* **WHAT IS EXPECTED**: Which lines hold the word "text"? Copy each of them.

* **MATERIAL FOR THIS TASK**:
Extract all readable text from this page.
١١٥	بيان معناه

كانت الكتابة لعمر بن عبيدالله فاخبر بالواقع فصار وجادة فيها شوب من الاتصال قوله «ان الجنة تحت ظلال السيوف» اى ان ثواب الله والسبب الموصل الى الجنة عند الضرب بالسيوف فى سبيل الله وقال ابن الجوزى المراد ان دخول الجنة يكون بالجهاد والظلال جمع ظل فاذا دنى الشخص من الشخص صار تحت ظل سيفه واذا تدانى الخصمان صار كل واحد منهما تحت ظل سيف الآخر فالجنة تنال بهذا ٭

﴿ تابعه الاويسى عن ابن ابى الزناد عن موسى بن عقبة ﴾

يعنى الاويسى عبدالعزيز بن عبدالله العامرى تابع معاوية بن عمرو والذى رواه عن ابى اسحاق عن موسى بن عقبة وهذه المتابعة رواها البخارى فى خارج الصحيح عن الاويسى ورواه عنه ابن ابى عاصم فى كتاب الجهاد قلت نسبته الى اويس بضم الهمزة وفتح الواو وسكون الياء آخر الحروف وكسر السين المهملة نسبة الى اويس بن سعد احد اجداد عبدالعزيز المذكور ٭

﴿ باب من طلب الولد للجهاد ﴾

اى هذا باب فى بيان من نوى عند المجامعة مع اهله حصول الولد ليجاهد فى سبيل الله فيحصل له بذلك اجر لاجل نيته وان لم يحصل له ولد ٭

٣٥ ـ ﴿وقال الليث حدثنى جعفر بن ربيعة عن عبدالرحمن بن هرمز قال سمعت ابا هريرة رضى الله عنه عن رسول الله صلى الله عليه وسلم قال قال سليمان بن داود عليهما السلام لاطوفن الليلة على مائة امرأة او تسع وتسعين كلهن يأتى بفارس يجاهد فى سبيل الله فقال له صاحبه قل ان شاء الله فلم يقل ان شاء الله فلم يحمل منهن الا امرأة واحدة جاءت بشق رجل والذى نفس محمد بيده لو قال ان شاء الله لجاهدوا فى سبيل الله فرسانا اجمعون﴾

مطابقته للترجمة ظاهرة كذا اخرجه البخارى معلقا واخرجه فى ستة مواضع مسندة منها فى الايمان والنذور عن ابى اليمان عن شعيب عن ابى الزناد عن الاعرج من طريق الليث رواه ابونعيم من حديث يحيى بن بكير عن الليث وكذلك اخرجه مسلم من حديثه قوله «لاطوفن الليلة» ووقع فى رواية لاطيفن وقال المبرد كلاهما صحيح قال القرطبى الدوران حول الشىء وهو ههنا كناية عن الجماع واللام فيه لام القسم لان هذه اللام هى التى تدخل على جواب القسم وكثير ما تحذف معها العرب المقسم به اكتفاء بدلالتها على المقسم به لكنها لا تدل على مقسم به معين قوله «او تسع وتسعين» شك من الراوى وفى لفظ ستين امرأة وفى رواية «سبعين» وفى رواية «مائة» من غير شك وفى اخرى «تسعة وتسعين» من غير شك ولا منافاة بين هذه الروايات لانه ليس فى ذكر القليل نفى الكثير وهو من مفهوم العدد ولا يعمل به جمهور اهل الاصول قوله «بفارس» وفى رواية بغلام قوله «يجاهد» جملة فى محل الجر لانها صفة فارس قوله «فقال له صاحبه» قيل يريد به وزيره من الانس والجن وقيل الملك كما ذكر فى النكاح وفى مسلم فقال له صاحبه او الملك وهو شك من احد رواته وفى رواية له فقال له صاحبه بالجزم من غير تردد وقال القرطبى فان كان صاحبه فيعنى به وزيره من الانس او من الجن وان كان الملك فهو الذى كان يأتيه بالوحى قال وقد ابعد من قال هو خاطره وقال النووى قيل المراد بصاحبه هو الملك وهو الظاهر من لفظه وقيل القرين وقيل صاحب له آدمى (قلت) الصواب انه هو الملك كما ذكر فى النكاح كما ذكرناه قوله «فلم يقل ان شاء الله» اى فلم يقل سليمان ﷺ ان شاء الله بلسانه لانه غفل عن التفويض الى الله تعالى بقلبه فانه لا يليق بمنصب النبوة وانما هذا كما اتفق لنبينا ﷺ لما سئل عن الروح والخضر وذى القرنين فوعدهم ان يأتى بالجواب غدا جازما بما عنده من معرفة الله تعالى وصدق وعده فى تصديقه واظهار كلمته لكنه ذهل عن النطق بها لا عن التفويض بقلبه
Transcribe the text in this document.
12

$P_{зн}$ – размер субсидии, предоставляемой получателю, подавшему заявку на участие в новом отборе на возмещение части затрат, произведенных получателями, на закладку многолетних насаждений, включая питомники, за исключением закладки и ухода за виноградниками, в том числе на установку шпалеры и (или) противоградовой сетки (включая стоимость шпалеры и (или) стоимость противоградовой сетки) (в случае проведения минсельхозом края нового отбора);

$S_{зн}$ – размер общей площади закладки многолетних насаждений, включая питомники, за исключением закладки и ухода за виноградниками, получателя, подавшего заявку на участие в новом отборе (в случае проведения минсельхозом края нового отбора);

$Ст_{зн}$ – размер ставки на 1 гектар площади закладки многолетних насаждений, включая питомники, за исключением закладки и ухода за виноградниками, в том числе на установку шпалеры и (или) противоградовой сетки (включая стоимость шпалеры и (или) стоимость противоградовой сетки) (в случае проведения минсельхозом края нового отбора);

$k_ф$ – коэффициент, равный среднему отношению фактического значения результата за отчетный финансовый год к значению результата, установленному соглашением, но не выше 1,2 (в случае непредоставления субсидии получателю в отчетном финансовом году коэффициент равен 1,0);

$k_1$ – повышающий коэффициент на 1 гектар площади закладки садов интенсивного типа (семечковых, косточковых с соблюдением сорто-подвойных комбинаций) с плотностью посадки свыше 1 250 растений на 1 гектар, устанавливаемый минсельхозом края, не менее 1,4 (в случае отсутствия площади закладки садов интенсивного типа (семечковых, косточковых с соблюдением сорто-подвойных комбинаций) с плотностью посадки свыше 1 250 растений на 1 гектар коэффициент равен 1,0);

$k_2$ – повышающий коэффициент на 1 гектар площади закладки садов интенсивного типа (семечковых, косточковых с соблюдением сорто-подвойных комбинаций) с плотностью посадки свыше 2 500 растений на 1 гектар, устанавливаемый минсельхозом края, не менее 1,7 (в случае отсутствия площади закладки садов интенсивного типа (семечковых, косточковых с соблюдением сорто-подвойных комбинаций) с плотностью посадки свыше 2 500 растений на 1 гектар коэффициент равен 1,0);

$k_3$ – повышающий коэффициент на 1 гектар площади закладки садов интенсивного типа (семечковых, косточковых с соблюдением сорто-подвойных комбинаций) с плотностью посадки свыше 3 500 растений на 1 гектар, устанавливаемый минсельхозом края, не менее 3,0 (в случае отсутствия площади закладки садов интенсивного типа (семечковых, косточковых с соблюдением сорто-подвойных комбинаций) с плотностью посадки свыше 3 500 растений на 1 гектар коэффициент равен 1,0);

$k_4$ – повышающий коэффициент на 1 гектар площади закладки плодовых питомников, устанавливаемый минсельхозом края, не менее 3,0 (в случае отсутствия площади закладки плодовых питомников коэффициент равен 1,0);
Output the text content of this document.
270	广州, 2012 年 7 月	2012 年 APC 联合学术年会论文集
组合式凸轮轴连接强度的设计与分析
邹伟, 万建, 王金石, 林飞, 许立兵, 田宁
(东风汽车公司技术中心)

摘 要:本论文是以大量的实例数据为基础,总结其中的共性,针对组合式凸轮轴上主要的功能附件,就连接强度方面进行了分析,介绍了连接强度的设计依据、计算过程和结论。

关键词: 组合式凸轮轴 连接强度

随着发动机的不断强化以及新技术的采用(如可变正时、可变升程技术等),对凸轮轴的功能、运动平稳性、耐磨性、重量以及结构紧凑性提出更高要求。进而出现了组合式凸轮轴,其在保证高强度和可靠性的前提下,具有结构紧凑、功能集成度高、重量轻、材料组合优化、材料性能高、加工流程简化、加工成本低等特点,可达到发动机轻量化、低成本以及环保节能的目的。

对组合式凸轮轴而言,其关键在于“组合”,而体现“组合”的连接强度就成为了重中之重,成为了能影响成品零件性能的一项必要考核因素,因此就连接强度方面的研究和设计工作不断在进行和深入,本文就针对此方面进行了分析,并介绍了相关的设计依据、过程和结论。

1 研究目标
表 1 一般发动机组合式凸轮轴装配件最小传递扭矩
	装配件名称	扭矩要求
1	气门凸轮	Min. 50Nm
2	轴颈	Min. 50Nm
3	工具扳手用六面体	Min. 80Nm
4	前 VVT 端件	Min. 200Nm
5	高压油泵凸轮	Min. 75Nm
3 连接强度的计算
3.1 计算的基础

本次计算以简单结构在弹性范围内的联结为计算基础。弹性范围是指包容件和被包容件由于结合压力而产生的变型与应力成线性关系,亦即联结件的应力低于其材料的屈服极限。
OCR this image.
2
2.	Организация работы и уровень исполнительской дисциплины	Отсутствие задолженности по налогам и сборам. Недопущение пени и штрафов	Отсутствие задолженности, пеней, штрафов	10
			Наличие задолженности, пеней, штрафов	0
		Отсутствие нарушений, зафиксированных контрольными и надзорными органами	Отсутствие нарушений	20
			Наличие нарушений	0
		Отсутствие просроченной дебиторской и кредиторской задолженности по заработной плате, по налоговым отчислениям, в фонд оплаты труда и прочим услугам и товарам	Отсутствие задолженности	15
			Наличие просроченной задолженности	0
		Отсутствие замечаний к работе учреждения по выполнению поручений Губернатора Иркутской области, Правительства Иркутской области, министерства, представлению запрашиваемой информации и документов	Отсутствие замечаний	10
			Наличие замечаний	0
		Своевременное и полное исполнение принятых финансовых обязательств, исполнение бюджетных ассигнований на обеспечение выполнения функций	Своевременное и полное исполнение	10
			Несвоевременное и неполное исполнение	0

* **RESULT BELOW**:
Extract all readable text from this page.
Transcribe the text in this document.
Output the text content of this document.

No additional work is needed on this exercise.